* _Elenco delle consegne_:
A. Trascriva fedelmente il brano sul documentario da "Uno sguardo alla" a "alla frontiera italo-slovena.".
B. Riprenda la stesura del brano sul documentario, proseguendo dopo l'ultima frase riportata.

* _Brano di testo_:
____________________

Trieste è bella di notte: denuncia le riammissioni informali

Uno sguardo alla realtà dei viaggi sulla rotta balcanica, le storie tra la vita e la morte, un omaggio alla dignità dei migranti. “Trieste è bella di notte”, un documentario di Andrea Segre, Stefano Collizzolli e Matteo Calore, riporta sul grande schermo le facce e le voci dei ragazzi (migranti) respinti alla frontiera italo-slovena.

Il viaggio della rotta balcanica viene chiamato “game”. Ogni migrante può tentare questo “game”, duro e brutale, più volte finché non riesce ad entrare nel paese che desidera. Partono da diversi paesi, l’Iran, il Pakistan, l’Afghanistan… Partono a piedi attraversando la Turchia, fino alla Slovenia. La vista di Trieste è bella di notte con le luci sul porto per chi riesce ad entrare in Italia. E dopo? Una storia di inumanità.

Riammissioni informali o respingimenti illegali?

“Trieste è bella di notte” non racconta solo le storie dei migranti ma porta l’attenzione anche al lato politico del viaggio: le riammissioni informali.

“I richiedenti asilo non si possono riportare indietro. Il ministero sta violando la Costituzione e la Carta europea dei diritti fondamentali”.

____________________

* _Dati dell'esercizio_:
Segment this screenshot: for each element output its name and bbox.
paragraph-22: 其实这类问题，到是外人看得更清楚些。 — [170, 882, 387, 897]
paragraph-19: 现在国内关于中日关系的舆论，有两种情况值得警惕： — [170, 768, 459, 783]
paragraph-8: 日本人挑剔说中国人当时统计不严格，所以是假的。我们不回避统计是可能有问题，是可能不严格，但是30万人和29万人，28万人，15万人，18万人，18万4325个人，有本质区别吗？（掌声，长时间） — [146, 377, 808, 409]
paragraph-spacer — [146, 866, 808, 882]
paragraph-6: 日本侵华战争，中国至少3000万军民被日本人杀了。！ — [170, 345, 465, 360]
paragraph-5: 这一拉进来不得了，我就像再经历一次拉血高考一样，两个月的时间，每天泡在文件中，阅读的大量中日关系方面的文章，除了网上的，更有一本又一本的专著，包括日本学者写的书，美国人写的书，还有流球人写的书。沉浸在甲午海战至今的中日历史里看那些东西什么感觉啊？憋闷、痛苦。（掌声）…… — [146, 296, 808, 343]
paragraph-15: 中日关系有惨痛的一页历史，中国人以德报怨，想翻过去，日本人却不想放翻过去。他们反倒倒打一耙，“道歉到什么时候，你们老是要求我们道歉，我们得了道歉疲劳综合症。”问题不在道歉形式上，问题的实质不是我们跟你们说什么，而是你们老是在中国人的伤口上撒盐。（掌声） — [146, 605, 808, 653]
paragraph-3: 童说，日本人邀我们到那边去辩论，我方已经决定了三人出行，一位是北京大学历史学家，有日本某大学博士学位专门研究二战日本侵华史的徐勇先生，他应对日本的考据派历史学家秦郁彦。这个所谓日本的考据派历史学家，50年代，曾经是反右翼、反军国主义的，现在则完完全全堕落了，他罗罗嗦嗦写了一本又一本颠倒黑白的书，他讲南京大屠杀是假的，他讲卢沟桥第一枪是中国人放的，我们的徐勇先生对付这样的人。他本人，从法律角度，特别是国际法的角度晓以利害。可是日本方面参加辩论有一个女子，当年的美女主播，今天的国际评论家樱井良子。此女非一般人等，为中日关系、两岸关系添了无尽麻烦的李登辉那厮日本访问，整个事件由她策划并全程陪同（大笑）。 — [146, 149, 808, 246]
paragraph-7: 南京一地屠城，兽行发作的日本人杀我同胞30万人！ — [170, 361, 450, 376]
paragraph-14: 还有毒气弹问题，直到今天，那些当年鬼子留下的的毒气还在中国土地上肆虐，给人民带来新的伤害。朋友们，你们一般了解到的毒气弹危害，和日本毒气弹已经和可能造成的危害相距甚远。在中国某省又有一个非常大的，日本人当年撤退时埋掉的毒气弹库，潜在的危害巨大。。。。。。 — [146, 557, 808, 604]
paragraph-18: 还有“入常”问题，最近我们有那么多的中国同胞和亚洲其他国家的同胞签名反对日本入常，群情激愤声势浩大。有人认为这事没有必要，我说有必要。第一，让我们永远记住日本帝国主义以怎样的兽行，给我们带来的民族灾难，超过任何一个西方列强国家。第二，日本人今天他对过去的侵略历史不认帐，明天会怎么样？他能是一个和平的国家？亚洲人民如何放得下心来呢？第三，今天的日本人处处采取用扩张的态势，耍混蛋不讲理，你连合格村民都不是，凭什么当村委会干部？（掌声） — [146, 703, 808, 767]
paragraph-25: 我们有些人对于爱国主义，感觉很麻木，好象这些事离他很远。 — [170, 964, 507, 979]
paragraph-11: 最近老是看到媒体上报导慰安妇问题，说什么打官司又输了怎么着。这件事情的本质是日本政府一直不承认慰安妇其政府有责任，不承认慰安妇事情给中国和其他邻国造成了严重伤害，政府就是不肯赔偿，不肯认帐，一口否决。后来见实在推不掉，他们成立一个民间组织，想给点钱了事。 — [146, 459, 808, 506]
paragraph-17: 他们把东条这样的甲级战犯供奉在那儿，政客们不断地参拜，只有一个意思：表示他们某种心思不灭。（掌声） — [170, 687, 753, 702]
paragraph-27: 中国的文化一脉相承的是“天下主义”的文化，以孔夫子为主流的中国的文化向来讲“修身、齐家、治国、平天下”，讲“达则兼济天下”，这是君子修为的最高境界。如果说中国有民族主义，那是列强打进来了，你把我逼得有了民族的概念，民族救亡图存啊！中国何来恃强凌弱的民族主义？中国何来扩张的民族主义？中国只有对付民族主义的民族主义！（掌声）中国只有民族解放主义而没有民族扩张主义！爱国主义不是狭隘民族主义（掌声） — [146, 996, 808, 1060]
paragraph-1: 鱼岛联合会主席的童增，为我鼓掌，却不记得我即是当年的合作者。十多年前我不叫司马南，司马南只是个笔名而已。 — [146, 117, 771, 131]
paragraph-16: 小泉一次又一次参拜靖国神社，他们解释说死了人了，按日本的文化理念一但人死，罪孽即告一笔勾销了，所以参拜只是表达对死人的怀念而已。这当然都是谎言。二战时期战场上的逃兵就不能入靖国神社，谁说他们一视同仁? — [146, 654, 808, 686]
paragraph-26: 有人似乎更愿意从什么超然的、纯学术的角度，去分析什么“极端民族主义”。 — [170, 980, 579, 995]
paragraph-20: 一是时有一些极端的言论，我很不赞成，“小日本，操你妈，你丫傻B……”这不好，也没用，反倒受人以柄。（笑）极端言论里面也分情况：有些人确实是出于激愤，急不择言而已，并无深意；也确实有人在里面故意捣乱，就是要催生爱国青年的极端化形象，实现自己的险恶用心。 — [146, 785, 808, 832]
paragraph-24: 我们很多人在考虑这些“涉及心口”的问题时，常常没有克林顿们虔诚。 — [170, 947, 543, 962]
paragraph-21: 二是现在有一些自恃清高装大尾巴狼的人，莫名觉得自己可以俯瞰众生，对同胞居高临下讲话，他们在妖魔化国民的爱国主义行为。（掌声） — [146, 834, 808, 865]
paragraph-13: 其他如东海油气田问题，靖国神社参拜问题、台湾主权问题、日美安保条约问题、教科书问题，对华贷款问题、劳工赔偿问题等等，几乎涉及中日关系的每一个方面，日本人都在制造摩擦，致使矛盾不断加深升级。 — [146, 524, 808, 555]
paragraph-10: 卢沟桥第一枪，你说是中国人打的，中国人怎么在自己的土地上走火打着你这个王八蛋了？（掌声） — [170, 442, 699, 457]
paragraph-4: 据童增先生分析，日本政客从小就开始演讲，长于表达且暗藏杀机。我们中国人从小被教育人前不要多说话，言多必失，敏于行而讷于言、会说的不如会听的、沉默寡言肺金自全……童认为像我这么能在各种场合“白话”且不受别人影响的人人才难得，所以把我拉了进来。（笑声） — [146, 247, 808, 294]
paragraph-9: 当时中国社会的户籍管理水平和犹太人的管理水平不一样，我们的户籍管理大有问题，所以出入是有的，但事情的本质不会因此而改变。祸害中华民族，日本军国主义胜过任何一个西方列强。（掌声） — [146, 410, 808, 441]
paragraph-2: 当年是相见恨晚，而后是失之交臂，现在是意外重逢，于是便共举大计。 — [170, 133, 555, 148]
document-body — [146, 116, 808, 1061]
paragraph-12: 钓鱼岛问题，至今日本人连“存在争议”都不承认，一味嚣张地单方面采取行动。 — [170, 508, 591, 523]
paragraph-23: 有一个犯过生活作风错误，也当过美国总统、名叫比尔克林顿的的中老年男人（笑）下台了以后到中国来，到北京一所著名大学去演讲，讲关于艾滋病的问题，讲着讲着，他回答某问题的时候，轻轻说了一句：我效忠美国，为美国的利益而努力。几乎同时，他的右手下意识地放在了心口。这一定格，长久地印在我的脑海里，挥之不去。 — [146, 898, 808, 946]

____________________

* _Risultati per consegna_:
A.
Uno sguardo alla realtà dei viaggi sulla rotta balcanica, le storie tra la vita e la morte, un omaggio alla dignità dei migranti. “Trieste è bella di notte”, un documentario di Andrea Segre, Stefano Collizzolli e Matteo Calore, riporta sul grande schermo le facce e le voci dei ragazzi (migranti) respinti alla frontiera italo-slovena.

B.
L’illegalità di questa pratica è sancita con un’ordinanza del Tribunale di Roma del 18 ottobre 2021 sulle riammissioni informali sul confine italo-sloveno. Come viene documentato anche da “Trieste è bella di notte”, le riammissioni si trasformano poi in un respingimento a catena fino alla Bosnia. Questa ordinanza storica mette in evidenza ciò che viene denunciato dalle Ong e associazione dei diritti umani da anni: con le riammissioni il governo italiano sta violando le leggi italiane, la Costituzione, la Carta dei diritti fondamentali dell’Unione Europea ed anche lo stesso accordo bilaterale del 1996.

A seguito di questa ordinanza, e dopo un periodo di sospensione dovuta alla pandemia, le riammissioni sono state sospese. Lo scorso 28 novembre il ministro dell’Interno Matteo Piantedosi ha attivato di nuovo le riammissioni andando contro quanto stabilito dal Tribunale.

Questa pratica espone gli immigrati a trattamenti inumani e impedisce loro l’accesso alle procedure di asilo. Tali respingimenti producono anche un effetto a catena che porta queste persone a veder calpestati i propri diritti.